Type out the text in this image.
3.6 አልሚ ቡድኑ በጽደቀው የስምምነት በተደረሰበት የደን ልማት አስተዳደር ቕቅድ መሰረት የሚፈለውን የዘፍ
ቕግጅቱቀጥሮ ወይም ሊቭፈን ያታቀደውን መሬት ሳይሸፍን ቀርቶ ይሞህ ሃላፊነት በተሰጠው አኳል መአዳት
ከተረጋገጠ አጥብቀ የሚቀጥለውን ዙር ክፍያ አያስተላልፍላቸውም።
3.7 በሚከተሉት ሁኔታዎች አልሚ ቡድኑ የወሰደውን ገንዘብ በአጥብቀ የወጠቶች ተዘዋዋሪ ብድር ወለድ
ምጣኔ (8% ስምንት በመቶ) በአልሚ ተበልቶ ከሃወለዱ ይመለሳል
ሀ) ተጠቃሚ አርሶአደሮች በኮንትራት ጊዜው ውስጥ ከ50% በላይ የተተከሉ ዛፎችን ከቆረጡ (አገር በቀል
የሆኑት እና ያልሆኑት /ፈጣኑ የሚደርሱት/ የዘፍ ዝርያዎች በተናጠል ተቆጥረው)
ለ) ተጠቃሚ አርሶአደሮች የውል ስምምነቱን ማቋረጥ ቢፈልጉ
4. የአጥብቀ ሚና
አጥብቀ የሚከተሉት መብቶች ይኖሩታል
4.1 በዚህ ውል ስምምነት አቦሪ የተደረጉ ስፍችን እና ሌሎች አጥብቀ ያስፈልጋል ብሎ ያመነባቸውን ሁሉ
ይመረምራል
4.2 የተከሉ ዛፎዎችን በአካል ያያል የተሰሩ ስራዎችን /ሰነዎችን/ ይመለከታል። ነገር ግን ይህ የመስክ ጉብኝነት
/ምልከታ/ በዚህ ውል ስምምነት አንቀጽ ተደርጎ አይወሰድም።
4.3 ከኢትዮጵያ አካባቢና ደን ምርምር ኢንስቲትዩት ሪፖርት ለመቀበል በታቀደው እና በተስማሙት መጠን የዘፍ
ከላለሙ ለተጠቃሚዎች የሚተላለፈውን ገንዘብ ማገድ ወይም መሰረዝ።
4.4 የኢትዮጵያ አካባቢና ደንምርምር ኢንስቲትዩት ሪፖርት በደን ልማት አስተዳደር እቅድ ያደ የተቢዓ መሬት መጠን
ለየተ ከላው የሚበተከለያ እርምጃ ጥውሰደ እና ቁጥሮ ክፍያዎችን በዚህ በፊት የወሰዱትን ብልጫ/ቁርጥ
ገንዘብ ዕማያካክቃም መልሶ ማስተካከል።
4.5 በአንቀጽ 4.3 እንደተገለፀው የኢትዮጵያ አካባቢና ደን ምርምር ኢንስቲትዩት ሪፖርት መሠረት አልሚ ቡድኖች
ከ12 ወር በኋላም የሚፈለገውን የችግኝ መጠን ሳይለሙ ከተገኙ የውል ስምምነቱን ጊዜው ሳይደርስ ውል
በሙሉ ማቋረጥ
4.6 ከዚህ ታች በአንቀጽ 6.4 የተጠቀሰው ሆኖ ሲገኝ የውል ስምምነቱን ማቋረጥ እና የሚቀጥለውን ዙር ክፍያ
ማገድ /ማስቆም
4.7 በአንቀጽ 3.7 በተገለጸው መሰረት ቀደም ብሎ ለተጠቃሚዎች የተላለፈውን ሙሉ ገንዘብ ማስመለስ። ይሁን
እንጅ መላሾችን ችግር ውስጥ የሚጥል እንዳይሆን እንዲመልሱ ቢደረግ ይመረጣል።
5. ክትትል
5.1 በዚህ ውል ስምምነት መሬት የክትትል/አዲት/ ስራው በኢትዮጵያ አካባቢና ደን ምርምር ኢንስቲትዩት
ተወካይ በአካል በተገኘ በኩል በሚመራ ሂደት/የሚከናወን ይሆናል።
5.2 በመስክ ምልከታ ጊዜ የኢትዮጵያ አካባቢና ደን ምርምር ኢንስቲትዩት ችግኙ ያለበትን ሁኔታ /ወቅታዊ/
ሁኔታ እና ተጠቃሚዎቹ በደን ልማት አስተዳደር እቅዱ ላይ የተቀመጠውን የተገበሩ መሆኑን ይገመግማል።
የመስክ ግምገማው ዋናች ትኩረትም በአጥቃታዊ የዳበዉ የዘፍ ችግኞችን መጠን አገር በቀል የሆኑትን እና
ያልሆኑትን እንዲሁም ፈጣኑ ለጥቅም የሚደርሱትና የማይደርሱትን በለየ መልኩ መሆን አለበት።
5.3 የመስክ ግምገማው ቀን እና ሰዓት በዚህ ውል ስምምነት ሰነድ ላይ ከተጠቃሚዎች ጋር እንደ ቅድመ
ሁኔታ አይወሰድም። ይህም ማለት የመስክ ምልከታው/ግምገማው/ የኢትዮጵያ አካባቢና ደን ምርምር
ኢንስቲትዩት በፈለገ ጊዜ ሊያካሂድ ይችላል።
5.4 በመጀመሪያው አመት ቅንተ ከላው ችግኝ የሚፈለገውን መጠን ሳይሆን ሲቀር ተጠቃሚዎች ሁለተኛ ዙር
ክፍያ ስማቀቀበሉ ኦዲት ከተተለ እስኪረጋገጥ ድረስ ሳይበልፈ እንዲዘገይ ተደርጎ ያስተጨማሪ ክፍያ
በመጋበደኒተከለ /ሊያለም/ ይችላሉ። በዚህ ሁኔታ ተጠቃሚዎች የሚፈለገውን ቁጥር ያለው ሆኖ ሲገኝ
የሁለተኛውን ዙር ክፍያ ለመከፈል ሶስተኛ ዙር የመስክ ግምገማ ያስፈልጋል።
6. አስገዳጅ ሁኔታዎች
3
┄┄┄┄┄┄┄┄┄┄
Task instructions:
Repeat every entry word for word.

Response to this task:
Type out the text in this image.
3.6 አልሚ ቡድኑ በጽደቀው የስምምነት በተደረሰበት የደን ልማት አስተዳደር ቕቅድ መሰረት የሚፈለውን የዘፍ
ቕግጅቱቀጥሮ ወይም ሊቭፈን ያታቀደውን መሬት ሳይሸፍን ቀርቶ ይሞህ ሃላፊነት በተሰጠው አኳል መአዳት
ከተረጋገጠ አጥብቀ የሚቀጥለውን ዙር ክፍያ አያስተላልፍላቸውም።
3.7 በሚከተሉት ሁኔታዎች አልሚ ቡድኑ የወሰደውን ገንዘብ በአጥብቀ የወጠቶች ተዘዋዋሪ ብድር ወለድ
ምጣኔ (8% ስምንት በመቶ) በአልሚ ተበልቶ ከሃወለዱ ይመለሳል
ሀ) ተጠቃሚ አርሶአደሮች በኮንትራት ጊዜው ውስጥ ከ50% በላይ የተተከሉ ዛፎችን ከቆረጡ (አገር በቀል
የሆኑት እና ያልሆኑት /ፈጣኑ የሚደርሱት/ የዘፍ ዝርያዎች በተናጠል ተቆጥረው)
ለ) ተጠቃሚ አርሶአደሮች የውል ስምምነቱን ማቋረጥ ቢፈልጉ
4. የአጥብቀ ሚና
አጥብቀ የሚከተሉት መብቶች ይኖሩታል
4.1 በዚህ ውል ስምምነት አቦሪ የተደረጉ ስፍችን እና ሌሎች አጥብቀ ያስፈልጋል ብሎ ያመነባቸውን ሁሉ
ይመረምራል
4.2 የተከሉ ዛፎዎችን በአካል ያያል የተሰሩ ስራዎችን /ሰነዎችን/ ይመለከታል። ነገር ግን ይህ የመስክ ጉብኝነት
/ምልከታ/ በዚህ ውል ስምምነት አንቀጽ ተደርጎ አይወሰድም።
4.3 ከኢትዮጵያ አካባቢና ደን ምርምር ኢንስቲትዩት ሪፖርት ለመቀበል በታቀደው እና በተስማሙት መጠን የዘፍ
ከላለሙ ለተጠቃሚዎች የሚተላለፈውን ገንዘብ ማገድ ወይም መሰረዝ።
4.4 የኢትዮጵያ አካባቢና ደንምርምር ኢንስቲትዩት ሪፖርት በደን ልማት አስተዳደር እቅድ ያደ የተቢዓ መሬት መጠን
ለየተ ከላው የሚበተከለያ እርምጃ ጥውሰደ እና ቁጥሮ ክፍያዎችን በዚህ በፊት የወሰዱትን ብልጫ/ቁርጥ
ገንዘብ ዕማያካክቃም መልሶ ማስተካከል።
4.5 በአንቀጽ 4.3 እንደተገለፀው የኢትዮጵያ አካባቢና ደን ምርምር ኢንስቲትዩት ሪፖርት መሠረት አልሚ ቡድኖች
ከ12 ወር በኋላም የሚፈለገውን የችግኝ መጠን ሳይለሙ ከተገኙ የውል ስምምነቱን ጊዜው ሳይደርስ ውል
በሙሉ ማቋረጥ
4.6 ከዚህ ታች በአንቀጽ 6.4 የተጠቀሰው ሆኖ ሲገኝ የውል ስምምነቱን ማቋረጥ እና የሚቀጥለውን ዙር ክፍያ
ማገድ /ማስቆም
4.7 በአንቀጽ 3.7 በተገለጸው መሰረት ቀደም ብሎ ለተጠቃሚዎች የተላለፈውን ሙሉ ገንዘብ ማስመለስ። ይሁን
እንጅ መላሾችን ችግር ውስጥ የሚጥል እንዳይሆን እንዲመልሱ ቢደረግ ይመረጣል።
5. ክትትል
5.1 በዚህ ውል ስምምነት መሬት የክትትል/አዲት/ ስራው በኢትዮጵያ አካባቢና ደን ምርምር ኢንስቲትዩት
ተወካይ በአካል በተገኘ በኩል በሚመራ ሂደት/የሚከናወን ይሆናል።
5.2 በመስክ ምልከታ ጊዜ የኢትዮጵያ አካባቢና ደን ምርምር ኢንስቲትዩት ችግኙ ያለበትን ሁኔታ /ወቅታዊ/
ሁኔታ እና ተጠቃሚዎቹ በደን ልማት አስተዳደር እቅዱ ላይ የተቀመጠውን የተገበሩ መሆኑን ይገመግማል።
የመስክ ግምገማው ዋናች ትኩረትም በአጥቃታዊ የዳበዉ የዘፍ ችግኞችን መጠን አገር በቀል የሆኑትን እና
ያልሆኑትን እንዲሁም ፈጣኑ ለጥቅም የሚደርሱትና የማይደርሱትን በለየ መልኩ መሆን አለበት።
5.3 የመስክ ግምገማው ቀን እና ሰዓት በዚህ ውል ስምምነት ሰነድ ላይ ከተጠቃሚዎች ጋር እንደ ቅድመ
ሁኔታ አይወሰድም። ይህም ማለት የመስክ ምልከታው/ግምገማው/ የኢትዮጵያ አካባቢና ደን ምርምር
ኢንስቲትዩት በፈለገ ጊዜ ሊያካሂድ ይችላል።
5.4 በመጀመሪያው አመት ቅንተ ከላው ችግኝ የሚፈለገውን መጠን ሳይሆን ሲቀር ተጠቃሚዎች ሁለተኛ ዙር
ክፍያ ስማቀቀበሉ ኦዲት ከተተለ እስኪረጋገጥ ድረስ ሳይበልፈ እንዲዘገይ ተደርጎ ያስተጨማሪ ክፍያ
በመጋበደኒተከለ /ሊያለም/ ይችላሉ። በዚህ ሁኔታ ተጠቃሚዎች የሚፈለገውን ቁጥር ያለው ሆኖ ሲገኝ
የሁለተኛውን ዙር ክፍያ ለመከፈል ሶስተኛ ዙር የመስክ ግምገማ ያስፈልጋል።
6. አስገዳጅ ሁኔታዎች
3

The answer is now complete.